►
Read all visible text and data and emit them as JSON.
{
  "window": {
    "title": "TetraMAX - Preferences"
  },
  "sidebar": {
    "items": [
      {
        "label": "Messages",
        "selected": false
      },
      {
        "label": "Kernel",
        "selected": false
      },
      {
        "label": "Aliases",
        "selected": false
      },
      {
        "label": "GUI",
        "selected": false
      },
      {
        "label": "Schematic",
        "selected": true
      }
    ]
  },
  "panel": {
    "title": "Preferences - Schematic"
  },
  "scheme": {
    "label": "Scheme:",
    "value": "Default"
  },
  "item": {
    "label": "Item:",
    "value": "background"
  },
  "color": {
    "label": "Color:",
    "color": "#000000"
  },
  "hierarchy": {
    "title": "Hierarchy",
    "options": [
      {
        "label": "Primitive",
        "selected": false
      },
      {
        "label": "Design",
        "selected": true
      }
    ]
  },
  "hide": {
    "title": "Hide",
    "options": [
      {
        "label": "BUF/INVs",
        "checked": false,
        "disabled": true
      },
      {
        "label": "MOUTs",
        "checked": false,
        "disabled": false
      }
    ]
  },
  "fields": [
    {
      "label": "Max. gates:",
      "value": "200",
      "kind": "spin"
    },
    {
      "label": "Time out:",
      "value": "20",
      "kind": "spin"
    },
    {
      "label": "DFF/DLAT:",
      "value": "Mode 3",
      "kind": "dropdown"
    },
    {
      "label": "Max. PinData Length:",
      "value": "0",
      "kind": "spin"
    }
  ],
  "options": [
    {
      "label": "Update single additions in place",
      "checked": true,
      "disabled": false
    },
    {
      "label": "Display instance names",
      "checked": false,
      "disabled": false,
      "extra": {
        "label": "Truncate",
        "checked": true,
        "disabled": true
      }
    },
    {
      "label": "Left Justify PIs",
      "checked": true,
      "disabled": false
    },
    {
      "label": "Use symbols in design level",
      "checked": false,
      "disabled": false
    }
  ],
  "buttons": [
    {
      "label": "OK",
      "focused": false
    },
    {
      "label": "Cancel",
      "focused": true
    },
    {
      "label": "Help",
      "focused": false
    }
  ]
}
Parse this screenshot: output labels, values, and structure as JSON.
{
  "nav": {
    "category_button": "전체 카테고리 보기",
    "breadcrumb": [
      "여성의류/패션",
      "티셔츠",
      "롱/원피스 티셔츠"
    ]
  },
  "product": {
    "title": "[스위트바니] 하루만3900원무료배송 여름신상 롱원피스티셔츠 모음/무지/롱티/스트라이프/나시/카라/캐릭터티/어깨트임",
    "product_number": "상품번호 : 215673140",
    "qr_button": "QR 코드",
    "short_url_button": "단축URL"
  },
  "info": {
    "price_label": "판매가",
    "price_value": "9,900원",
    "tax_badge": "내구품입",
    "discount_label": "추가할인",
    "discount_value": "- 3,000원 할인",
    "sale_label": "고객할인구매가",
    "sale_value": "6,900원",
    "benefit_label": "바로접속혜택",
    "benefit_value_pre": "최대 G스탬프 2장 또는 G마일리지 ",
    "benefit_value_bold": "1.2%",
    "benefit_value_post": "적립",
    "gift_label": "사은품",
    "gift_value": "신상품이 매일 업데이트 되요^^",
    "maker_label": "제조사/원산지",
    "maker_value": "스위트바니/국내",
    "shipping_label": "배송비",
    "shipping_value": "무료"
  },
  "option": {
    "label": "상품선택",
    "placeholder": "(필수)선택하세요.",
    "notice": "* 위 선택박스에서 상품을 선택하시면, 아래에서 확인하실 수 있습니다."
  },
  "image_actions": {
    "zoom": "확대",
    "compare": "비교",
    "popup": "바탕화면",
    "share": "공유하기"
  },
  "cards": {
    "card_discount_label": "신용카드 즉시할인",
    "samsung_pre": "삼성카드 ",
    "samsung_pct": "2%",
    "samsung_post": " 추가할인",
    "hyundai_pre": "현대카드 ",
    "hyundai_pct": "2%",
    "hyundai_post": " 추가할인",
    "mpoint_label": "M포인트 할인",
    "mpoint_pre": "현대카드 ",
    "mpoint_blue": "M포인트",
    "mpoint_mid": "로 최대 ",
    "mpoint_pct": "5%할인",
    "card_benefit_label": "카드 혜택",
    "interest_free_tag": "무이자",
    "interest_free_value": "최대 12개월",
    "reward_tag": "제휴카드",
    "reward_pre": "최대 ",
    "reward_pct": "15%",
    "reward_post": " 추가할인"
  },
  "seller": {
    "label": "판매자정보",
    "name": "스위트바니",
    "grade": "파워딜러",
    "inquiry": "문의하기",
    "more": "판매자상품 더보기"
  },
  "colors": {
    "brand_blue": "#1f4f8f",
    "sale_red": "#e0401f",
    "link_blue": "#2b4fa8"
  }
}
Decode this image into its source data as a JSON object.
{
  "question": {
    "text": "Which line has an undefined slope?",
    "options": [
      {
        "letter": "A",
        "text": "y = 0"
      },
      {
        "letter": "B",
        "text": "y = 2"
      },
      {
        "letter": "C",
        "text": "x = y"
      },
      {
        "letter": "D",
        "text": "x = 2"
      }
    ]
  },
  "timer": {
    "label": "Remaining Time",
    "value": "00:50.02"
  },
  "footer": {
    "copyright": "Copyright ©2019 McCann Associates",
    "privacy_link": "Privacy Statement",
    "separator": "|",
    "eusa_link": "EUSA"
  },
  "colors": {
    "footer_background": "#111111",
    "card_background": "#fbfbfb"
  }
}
◄
TASK DESCRIPTION — Scan the data above; copy every line where "this" appears.

EXPECTED ANSWER —
Parse this screenshot: output labels, values, and structure as JSON.
Decode this image into its source data as a JSON object.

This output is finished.